> [What is needed]: List all lines of the data that include the string "Output".

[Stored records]

==*==

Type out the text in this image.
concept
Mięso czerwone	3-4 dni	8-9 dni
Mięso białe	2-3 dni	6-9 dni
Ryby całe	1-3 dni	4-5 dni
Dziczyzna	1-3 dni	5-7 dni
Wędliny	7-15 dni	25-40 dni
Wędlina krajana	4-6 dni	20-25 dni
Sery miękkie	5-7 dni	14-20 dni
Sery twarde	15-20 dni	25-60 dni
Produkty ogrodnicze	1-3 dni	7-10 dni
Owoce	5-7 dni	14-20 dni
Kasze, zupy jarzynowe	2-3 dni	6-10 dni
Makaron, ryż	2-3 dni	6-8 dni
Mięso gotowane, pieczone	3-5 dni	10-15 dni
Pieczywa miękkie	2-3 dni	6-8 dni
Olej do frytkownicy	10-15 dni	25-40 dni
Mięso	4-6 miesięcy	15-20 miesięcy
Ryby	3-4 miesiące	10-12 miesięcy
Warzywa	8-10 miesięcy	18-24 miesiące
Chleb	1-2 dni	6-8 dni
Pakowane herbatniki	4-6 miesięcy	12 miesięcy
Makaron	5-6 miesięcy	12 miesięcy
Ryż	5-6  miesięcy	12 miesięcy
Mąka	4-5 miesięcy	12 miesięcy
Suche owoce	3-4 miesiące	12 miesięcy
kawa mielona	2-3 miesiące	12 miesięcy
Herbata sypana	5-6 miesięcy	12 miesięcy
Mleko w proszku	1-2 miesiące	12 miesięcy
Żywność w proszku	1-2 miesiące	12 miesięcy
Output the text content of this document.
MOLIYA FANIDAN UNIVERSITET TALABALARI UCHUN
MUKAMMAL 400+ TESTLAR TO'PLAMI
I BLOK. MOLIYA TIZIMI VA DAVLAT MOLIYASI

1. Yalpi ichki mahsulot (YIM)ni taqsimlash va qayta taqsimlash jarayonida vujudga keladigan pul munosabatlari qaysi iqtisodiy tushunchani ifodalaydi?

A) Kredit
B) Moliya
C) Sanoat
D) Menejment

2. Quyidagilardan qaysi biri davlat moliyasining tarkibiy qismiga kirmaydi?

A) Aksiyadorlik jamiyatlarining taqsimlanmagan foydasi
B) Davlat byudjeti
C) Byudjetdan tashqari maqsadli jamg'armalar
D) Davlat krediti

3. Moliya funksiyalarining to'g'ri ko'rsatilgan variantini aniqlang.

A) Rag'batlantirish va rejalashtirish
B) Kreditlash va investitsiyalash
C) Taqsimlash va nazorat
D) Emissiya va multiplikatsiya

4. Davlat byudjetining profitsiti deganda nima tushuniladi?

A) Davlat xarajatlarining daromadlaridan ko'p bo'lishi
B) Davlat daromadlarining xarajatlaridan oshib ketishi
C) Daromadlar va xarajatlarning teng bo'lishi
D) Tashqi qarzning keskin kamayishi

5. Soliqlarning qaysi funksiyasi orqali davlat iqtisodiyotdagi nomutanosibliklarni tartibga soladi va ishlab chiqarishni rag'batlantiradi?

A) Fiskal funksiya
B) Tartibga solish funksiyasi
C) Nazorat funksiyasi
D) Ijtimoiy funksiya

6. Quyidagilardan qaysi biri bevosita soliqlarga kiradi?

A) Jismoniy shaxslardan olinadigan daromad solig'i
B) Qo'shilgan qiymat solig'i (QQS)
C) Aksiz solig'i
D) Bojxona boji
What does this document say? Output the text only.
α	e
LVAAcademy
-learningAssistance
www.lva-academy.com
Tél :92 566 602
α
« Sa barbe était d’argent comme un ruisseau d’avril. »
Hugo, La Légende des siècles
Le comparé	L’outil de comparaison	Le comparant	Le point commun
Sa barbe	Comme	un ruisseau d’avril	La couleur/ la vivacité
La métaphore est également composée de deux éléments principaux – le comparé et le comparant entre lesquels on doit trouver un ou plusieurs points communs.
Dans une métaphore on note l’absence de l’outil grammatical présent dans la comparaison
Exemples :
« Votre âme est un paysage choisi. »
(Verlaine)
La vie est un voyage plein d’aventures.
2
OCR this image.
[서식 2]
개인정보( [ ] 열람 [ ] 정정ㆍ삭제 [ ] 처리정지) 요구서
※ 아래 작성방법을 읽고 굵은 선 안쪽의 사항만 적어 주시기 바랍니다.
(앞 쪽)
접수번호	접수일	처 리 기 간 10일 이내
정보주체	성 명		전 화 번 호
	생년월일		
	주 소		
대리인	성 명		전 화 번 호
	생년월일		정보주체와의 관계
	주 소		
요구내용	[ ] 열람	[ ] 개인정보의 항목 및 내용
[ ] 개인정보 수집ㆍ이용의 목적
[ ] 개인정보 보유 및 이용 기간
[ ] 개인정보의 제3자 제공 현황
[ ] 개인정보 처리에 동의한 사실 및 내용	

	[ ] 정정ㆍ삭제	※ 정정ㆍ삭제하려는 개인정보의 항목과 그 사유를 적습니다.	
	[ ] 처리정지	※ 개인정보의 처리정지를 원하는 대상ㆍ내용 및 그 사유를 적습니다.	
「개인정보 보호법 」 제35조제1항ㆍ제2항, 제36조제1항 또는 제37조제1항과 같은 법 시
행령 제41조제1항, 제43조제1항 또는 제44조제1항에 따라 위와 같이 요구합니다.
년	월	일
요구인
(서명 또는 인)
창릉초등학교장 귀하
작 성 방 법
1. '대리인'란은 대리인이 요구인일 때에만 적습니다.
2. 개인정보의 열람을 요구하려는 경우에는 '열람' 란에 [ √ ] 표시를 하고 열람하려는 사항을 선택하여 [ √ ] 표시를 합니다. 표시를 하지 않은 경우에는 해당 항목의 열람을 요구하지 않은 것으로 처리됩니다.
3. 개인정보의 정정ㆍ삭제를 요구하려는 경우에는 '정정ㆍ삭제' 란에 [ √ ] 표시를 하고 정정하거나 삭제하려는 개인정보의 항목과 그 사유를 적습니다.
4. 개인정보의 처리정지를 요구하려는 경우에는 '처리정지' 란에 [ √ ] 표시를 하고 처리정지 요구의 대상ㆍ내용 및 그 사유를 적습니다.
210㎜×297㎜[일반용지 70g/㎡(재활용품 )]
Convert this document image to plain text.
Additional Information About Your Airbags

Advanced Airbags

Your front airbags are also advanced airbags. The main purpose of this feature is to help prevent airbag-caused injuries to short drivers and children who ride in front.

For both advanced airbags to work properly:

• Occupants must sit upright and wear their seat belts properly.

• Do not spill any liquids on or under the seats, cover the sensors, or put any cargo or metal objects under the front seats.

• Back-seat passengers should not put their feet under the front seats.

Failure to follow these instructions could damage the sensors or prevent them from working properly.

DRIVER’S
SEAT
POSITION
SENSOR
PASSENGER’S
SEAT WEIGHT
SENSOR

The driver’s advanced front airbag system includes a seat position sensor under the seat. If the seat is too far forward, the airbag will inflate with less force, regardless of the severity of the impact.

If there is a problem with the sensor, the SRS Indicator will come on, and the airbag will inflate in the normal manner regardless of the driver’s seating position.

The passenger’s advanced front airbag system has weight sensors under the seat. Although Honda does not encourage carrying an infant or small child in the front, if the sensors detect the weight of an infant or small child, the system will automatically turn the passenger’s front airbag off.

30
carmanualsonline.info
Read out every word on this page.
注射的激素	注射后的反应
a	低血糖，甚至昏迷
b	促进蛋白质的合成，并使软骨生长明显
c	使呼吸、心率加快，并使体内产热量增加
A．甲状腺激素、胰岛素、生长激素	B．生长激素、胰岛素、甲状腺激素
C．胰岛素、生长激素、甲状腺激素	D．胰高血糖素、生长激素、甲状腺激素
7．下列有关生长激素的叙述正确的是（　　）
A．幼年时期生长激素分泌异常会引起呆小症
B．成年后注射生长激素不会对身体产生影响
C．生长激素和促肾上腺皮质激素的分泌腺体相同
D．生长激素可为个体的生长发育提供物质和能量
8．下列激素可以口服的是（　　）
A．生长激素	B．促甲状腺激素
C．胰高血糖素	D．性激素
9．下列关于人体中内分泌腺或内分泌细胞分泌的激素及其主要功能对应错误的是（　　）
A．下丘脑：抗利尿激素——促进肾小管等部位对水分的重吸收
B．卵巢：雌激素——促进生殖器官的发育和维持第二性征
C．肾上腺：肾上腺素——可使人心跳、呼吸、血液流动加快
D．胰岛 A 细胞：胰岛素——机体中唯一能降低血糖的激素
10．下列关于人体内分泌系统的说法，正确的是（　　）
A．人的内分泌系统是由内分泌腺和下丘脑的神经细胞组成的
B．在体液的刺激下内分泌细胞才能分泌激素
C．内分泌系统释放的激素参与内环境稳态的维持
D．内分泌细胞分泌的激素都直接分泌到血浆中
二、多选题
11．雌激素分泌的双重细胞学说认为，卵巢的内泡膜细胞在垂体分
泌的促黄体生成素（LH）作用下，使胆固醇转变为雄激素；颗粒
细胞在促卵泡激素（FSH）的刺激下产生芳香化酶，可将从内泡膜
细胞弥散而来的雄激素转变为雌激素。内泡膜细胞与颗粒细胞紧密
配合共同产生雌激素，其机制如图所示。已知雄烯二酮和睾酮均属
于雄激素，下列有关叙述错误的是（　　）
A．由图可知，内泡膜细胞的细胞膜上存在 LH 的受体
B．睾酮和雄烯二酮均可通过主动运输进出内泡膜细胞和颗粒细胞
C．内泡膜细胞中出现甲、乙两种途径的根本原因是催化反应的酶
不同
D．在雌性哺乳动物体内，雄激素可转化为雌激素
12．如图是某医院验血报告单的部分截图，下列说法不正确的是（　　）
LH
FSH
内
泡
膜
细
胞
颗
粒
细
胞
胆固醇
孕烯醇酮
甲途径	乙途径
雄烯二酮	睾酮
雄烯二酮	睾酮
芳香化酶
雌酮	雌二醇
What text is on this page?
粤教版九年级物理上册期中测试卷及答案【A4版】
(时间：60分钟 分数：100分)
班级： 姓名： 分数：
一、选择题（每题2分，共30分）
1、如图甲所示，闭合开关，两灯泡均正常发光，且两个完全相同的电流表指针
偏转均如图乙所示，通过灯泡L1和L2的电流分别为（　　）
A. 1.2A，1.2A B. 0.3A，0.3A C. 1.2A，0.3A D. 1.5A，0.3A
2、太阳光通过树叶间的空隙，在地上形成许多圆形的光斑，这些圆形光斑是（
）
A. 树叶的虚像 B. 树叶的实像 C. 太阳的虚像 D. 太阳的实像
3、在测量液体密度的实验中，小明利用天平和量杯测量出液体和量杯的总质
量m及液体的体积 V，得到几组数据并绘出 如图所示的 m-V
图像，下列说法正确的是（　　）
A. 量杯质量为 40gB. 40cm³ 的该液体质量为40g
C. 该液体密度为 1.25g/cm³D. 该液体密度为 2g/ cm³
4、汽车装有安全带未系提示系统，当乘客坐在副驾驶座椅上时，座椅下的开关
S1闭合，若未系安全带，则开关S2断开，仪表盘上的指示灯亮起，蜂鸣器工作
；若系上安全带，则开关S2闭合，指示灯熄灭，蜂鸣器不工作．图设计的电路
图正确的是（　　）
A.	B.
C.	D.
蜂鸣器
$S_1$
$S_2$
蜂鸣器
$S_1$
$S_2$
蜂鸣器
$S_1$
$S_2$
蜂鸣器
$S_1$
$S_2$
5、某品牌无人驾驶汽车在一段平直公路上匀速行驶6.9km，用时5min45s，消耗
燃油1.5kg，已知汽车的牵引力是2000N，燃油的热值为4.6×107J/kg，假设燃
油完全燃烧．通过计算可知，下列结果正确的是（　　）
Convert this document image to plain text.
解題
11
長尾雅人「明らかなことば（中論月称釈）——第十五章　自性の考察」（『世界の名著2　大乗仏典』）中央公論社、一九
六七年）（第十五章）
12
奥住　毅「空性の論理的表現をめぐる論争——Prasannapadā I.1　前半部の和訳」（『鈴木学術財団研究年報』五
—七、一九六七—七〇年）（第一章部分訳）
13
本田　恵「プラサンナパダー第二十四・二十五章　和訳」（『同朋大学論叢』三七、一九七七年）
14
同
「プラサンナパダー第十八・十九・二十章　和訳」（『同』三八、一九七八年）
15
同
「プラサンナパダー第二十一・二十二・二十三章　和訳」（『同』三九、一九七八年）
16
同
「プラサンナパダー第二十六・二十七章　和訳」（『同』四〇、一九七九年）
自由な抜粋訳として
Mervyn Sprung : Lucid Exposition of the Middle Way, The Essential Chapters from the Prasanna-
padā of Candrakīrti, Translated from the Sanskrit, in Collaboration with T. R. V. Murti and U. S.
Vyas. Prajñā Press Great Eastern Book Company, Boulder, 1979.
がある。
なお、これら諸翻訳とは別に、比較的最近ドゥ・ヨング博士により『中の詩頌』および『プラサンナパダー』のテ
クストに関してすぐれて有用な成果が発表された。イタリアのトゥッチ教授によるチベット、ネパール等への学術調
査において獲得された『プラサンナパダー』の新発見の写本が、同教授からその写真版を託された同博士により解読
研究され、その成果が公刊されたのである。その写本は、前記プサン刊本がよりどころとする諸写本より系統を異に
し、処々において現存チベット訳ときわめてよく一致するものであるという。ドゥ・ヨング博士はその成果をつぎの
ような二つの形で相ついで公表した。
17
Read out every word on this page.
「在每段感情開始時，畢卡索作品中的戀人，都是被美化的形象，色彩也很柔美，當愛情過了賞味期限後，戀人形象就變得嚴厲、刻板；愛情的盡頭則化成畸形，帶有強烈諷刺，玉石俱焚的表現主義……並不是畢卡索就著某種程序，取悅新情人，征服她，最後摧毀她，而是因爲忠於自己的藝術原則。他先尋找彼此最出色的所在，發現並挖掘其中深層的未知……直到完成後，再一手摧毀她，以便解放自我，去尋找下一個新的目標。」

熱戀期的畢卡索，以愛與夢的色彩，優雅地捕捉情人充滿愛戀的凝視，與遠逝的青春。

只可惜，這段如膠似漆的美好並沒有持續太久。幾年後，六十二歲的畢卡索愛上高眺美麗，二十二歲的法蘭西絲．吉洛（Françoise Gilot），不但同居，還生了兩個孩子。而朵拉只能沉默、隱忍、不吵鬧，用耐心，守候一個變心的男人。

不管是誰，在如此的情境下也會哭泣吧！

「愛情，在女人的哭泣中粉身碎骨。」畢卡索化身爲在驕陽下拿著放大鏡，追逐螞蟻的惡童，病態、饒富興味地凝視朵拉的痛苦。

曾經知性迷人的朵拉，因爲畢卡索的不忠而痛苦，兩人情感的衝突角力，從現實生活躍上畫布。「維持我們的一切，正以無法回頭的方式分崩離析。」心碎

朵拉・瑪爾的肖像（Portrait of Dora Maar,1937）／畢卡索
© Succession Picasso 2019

==*==

> [Full response]:
Output the text content of this document.
What does this document say? Output the text only.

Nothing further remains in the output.